** EXERCISE BRIEF **
Using the listing below, copy every line that mentions "Forde".

# DATA ROWS start

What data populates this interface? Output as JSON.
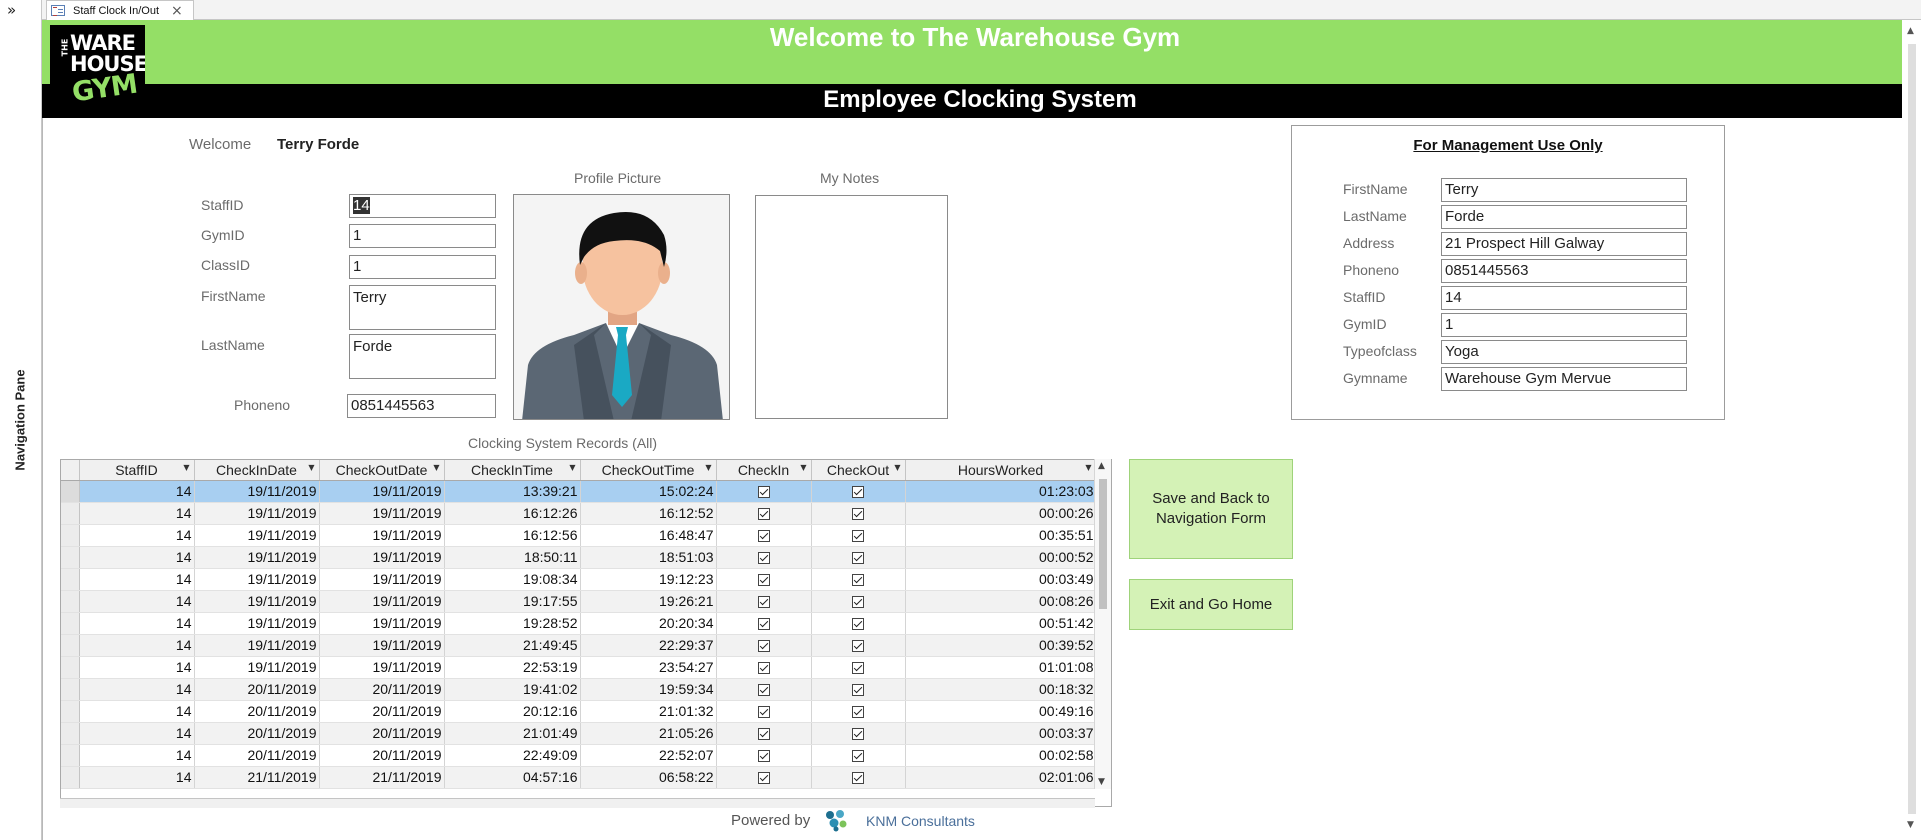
{
  "nav_pane": {
    "label": "Navigation Pane",
    "collapse_glyph": "»"
  },
  "tab": {
    "title": "Staff Clock In/Out",
    "close_glyph": "×"
  },
  "header": {
    "title": "Welcome to The Warehouse Gym",
    "subtitle": "Employee Clocking System",
    "logo": {
      "line1": "WARE",
      "line2": "HOUSE",
      "line3": "GYM",
      "prefix": "THE"
    }
  },
  "colors": {
    "header_green": "#94df66",
    "header_bar": "#000000",
    "button_fill": "#d4f2b6",
    "selected_row": "#a8cff1"
  },
  "welcome": {
    "label": "Welcome",
    "name": "Terry Forde"
  },
  "staff_form": {
    "staffid_label": "StaffID",
    "staffid": "14",
    "gymid_label": "GymID",
    "gymid": "1",
    "classid_label": "ClassID",
    "classid": "1",
    "firstname_label": "FirstName",
    "firstname": "Terry",
    "lastname_label": "LastName",
    "lastname": "Forde",
    "phoneno_label": "Phoneno",
    "phoneno": "0851445563"
  },
  "profile_picture": {
    "label": "Profile Picture"
  },
  "my_notes": {
    "label": "My Notes",
    "value": ""
  },
  "management": {
    "title": "For Management Use Only",
    "fields": [
      {
        "label": "FirstName",
        "value": "Terry"
      },
      {
        "label": "LastName",
        "value": "Forde"
      },
      {
        "label": "Address",
        "value": "21 Prospect Hill Galway"
      },
      {
        "label": "Phoneno",
        "value": "0851445563"
      },
      {
        "label": "StaffID",
        "value": "14"
      },
      {
        "label": "GymID",
        "value": "1"
      },
      {
        "label": "Typeofclass",
        "value": "Yoga"
      },
      {
        "label": "Gymname",
        "value": "Warehouse Gym Mervue"
      }
    ]
  },
  "records": {
    "title": "Clocking System Records (All)",
    "columns": [
      "StaffID",
      "CheckInDate",
      "CheckOutDate",
      "CheckInTime",
      "CheckOutTime",
      "CheckIn",
      "CheckOut",
      "HoursWorked"
    ],
    "rows": [
      [
        "14",
        "19/11/2019",
        "19/11/2019",
        "13:39:21",
        "15:02:24",
        true,
        true,
        "01:23:03"
      ],
      [
        "14",
        "19/11/2019",
        "19/11/2019",
        "16:12:26",
        "16:12:52",
        true,
        true,
        "00:00:26"
      ],
      [
        "14",
        "19/11/2019",
        "19/11/2019",
        "16:12:56",
        "16:48:47",
        true,
        true,
        "00:35:51"
      ],
      [
        "14",
        "19/11/2019",
        "19/11/2019",
        "18:50:11",
        "18:51:03",
        true,
        true,
        "00:00:52"
      ],
      [
        "14",
        "19/11/2019",
        "19/11/2019",
        "19:08:34",
        "19:12:23",
        true,
        true,
        "00:03:49"
      ],
      [
        "14",
        "19/11/2019",
        "19/11/2019",
        "19:17:55",
        "19:26:21",
        true,
        true,
        "00:08:26"
      ],
      [
        "14",
        "19/11/2019",
        "19/11/2019",
        "19:28:52",
        "20:20:34",
        true,
        true,
        "00:51:42"
      ],
      [
        "14",
        "19/11/2019",
        "19/11/2019",
        "21:49:45",
        "22:29:37",
        true,
        true,
        "00:39:52"
      ],
      [
        "14",
        "19/11/2019",
        "19/11/2019",
        "22:53:19",
        "23:54:27",
        true,
        true,
        "01:01:08"
      ],
      [
        "14",
        "20/11/2019",
        "20/11/2019",
        "19:41:02",
        "19:59:34",
        true,
        true,
        "00:18:32"
      ],
      [
        "14",
        "20/11/2019",
        "20/11/2019",
        "20:12:16",
        "21:01:32",
        true,
        true,
        "00:49:16"
      ],
      [
        "14",
        "20/11/2019",
        "20/11/2019",
        "21:01:49",
        "21:05:26",
        true,
        true,
        "00:03:37"
      ],
      [
        "14",
        "20/11/2019",
        "20/11/2019",
        "22:49:09",
        "22:52:07",
        true,
        true,
        "00:02:58"
      ],
      [
        "14",
        "21/11/2019",
        "21/11/2019",
        "04:57:16",
        "06:58:22",
        true,
        true,
        "02:01:06"
      ]
    ]
  },
  "buttons": {
    "save_back_line1": "Save and Back to",
    "save_back_line2": "Navigation Form",
    "exit_home": "Exit and Go Home"
  },
  "footer": {
    "powered_by": "Powered by",
    "company": "KNM Consultants"
  }
}
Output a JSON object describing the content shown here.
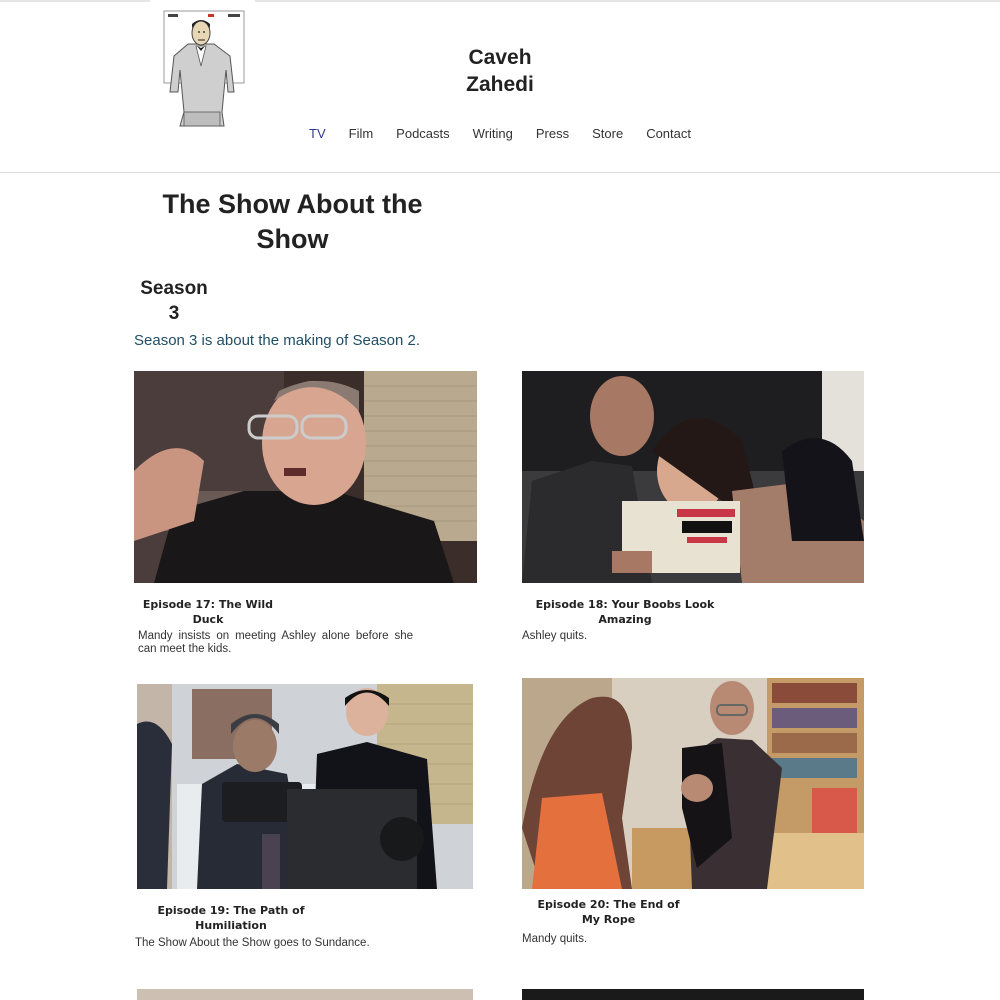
{
  "site": {
    "title": "Caveh Zahedi",
    "logo_icon": "caricature-logo"
  },
  "nav": {
    "items": [
      {
        "label": "TV",
        "active": true
      },
      {
        "label": "Film"
      },
      {
        "label": "Podcasts"
      },
      {
        "label": "Writing"
      },
      {
        "label": "Press"
      },
      {
        "label": "Store"
      },
      {
        "label": "Contact"
      }
    ],
    "active_color": "#2f3a8f"
  },
  "page": {
    "title": "The Show About the Show"
  },
  "season": {
    "title": "Season 3",
    "description": "Season 3 is about the making of Season 2."
  },
  "episodes": [
    {
      "title": "Episode 17: The Wild Duck",
      "description": "Mandy insists on meeting Ashley alone before she can meet the kids."
    },
    {
      "title": "Episode 18: Your Boobs Look Amazing",
      "description": "Ashley quits."
    },
    {
      "title": "Episode 19: The Path of Humiliation",
      "description": "The Show About the Show goes to Sundance."
    },
    {
      "title": "Episode 20: The End of My Rope",
      "description": "Mandy quits."
    }
  ]
}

# DATA ROWS end

** FINAL ANSWER **
    "name": "Terry Forde"
    "lastname": "Forde",
        "value": "Forde"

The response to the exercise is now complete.